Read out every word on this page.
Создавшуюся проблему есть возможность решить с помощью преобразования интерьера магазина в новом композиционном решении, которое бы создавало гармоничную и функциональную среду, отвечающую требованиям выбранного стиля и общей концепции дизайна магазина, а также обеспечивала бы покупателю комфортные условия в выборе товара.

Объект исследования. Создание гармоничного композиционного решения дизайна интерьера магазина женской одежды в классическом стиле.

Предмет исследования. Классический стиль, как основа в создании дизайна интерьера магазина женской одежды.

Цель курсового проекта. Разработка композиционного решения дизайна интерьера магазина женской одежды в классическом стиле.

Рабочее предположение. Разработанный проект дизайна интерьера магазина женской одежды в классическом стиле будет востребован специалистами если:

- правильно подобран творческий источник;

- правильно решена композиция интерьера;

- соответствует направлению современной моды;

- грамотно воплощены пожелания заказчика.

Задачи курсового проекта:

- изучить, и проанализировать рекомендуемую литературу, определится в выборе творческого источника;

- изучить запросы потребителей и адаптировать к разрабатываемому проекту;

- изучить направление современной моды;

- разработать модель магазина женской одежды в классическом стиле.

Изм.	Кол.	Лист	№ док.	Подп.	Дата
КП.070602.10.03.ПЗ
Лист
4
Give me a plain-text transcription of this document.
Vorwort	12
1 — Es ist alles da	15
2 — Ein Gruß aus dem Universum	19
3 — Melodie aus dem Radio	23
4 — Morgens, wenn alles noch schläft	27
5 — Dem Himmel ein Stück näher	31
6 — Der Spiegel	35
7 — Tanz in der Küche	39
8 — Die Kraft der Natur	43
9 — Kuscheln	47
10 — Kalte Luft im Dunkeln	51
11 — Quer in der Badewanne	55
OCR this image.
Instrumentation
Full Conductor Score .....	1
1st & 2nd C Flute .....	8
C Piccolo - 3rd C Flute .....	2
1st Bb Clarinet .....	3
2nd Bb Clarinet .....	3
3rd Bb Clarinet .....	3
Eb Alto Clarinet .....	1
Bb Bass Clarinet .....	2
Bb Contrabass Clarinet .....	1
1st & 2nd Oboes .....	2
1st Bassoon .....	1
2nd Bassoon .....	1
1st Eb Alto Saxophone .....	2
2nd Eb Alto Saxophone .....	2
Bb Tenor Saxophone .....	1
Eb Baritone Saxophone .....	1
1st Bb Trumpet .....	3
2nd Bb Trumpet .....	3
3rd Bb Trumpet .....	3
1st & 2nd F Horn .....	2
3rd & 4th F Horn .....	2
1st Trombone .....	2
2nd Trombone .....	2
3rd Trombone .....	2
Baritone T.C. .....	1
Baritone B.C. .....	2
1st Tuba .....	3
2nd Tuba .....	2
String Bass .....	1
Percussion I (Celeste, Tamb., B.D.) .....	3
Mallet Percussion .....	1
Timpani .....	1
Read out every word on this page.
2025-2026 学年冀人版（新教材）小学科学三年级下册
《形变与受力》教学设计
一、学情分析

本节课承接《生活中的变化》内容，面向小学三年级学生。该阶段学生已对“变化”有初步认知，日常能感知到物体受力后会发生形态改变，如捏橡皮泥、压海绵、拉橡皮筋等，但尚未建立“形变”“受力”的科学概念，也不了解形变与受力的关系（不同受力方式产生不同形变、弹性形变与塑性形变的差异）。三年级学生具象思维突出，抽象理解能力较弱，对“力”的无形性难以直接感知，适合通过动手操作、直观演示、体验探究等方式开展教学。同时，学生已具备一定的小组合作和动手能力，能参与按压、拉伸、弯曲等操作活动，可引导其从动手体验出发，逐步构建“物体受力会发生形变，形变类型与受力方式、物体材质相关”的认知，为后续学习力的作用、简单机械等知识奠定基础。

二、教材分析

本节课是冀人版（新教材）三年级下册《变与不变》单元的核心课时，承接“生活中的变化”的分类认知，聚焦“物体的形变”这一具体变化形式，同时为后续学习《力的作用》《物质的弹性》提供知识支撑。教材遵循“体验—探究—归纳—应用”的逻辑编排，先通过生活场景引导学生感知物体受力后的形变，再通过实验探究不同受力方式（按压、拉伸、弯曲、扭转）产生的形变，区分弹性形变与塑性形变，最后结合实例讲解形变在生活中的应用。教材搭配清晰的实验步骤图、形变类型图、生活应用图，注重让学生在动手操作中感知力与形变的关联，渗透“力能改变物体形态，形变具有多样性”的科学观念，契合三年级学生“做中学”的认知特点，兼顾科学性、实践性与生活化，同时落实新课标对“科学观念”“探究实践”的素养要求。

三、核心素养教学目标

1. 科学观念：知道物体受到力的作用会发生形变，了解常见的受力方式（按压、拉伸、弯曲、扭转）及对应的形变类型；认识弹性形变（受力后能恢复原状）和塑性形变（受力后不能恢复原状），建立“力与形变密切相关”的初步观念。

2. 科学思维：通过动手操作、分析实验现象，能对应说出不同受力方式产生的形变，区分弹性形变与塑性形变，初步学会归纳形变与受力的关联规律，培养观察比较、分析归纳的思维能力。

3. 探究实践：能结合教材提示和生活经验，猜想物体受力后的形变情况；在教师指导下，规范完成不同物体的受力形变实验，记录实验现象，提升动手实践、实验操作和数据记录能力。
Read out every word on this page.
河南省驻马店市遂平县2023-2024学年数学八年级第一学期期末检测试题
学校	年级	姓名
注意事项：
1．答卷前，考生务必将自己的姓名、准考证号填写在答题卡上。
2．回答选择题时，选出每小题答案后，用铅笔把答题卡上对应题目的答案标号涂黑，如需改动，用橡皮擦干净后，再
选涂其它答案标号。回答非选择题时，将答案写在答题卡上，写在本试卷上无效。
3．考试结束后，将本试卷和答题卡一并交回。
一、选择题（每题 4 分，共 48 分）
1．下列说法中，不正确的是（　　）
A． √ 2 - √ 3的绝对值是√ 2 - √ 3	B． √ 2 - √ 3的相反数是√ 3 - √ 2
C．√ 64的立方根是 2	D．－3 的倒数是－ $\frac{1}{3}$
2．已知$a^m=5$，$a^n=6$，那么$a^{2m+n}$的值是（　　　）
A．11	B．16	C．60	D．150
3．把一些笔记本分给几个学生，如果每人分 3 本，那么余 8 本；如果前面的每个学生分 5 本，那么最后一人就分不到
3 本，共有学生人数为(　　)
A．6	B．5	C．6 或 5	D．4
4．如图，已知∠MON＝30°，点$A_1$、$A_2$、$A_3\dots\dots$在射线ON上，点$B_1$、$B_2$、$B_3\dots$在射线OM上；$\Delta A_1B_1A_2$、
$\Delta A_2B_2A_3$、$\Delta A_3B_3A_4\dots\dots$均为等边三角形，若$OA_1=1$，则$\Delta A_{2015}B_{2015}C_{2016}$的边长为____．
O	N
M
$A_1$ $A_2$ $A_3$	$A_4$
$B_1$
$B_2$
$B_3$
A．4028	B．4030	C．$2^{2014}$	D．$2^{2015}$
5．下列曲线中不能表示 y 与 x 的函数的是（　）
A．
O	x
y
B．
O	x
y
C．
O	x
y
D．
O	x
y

## PROBLEM STATEMENT
Track down every line with the word "решения" and copy it.

## OUTPUT OF THE TASK
Объект исследования. Создание гармоничного композиционного решения дизайна интерьера магазина женской одежды в классическом стиле.
Цель курсового проекта. Разработка композиционного решения дизайна интерьера магазина женской одежды в классическом стиле.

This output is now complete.